• **Task goal**
Without the pictures, print each of the records below exactly as it appears.

● ● ● ● ●

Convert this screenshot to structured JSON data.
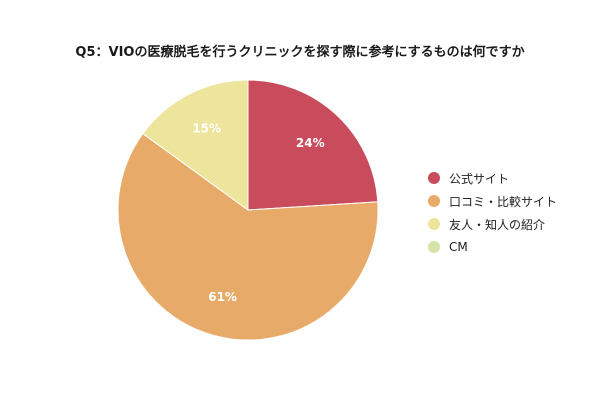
{
  "chart_data": {
    "type": "pie",
    "title": "Q5：VIOの医療脱毛を行うクリニックを探す際に参考にするものは何ですか",
    "slices": [
      {
        "label": "公式サイト",
        "value": 24,
        "display": "24%",
        "color": "#c94c5c"
      },
      {
        "label": "口コミ・比較サイト",
        "value": 61,
        "display": "61%",
        "color": "#e8aa68"
      },
      {
        "label": "友人・知人の紹介",
        "value": 15,
        "display": "15%",
        "color": "#eee59c"
      },
      {
        "label": "CM",
        "value": 0,
        "display": "",
        "color": "#d4e3a8"
      }
    ],
    "legend_position": "right",
    "value_label_color": "#ffffff",
    "slice_border_color": "#ffffff"
  }
}
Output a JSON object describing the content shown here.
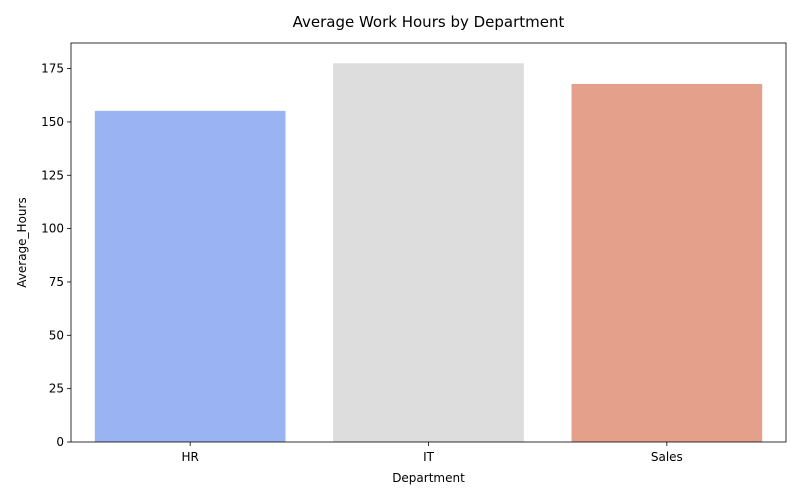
{
  "chart_data": {
    "type": "bar",
    "title": "Average Work Hours by Department",
    "xlabel": "Department",
    "ylabel": "Average_Hours",
    "categories": [
      "HR",
      "IT",
      "Sales"
    ],
    "values": [
      155.2,
      177.5,
      167.8
    ],
    "colors": [
      "#9ab3f2",
      "#dddddd",
      "#e4a08a"
    ],
    "ylim": [
      0,
      187
    ],
    "yticks": [
      0,
      25,
      50,
      75,
      100,
      125,
      150,
      175
    ],
    "grid": false,
    "legend": "none"
  }
}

● ● ● ● ●

• **Result of this exercise**
Convert this screenshot to structured JSON data.
{
  "chart_data": {
    "type": "pie",
    "title": "Q5：VIOの医療脱毛を行うクリニックを探す際に参考にするものは何ですか",
    "slices": [
      {
        "label": "公式サイト",
        "value": 24,
        "display": "24%",
        "color": "#c94c5c"
      },
      {
        "label": "口コミ・比較サイト",
        "value": 61,
        "display": "61%",
        "color": "#e8aa68"
      },
      {
        "label": "友人・知人の紹介",
        "value": 15,
        "display": "15%",
        "color": "#eee59c"
      },
      {
        "label": "CM",
        "value": 0,
        "display": "",
        "color": "#d4e3a8"
      }
    ],
    "legend_position": "right",
    "value_label_color": "#ffffff",
    "slice_border_color": "#ffffff"
  }
}
Output a JSON object describing the content shown here.
{
  "chart_data": {
    "type": "bar",
    "title": "Average Work Hours by Department",
    "xlabel": "Department",
    "ylabel": "Average_Hours",
    "categories": [
      "HR",
      "IT",
      "Sales"
    ],
    "values": [
      155.2,
      177.5,
      167.8
    ],
    "colors": [
      "#9ab3f2",
      "#dddddd",
      "#e4a08a"
    ],
    "ylim": [
      0,
      187
    ],
    "yticks": [
      0,
      25,
      50,
      75,
      100,
      125,
      150,
      175
    ],
    "grid": false,
    "legend": "none"
  }
}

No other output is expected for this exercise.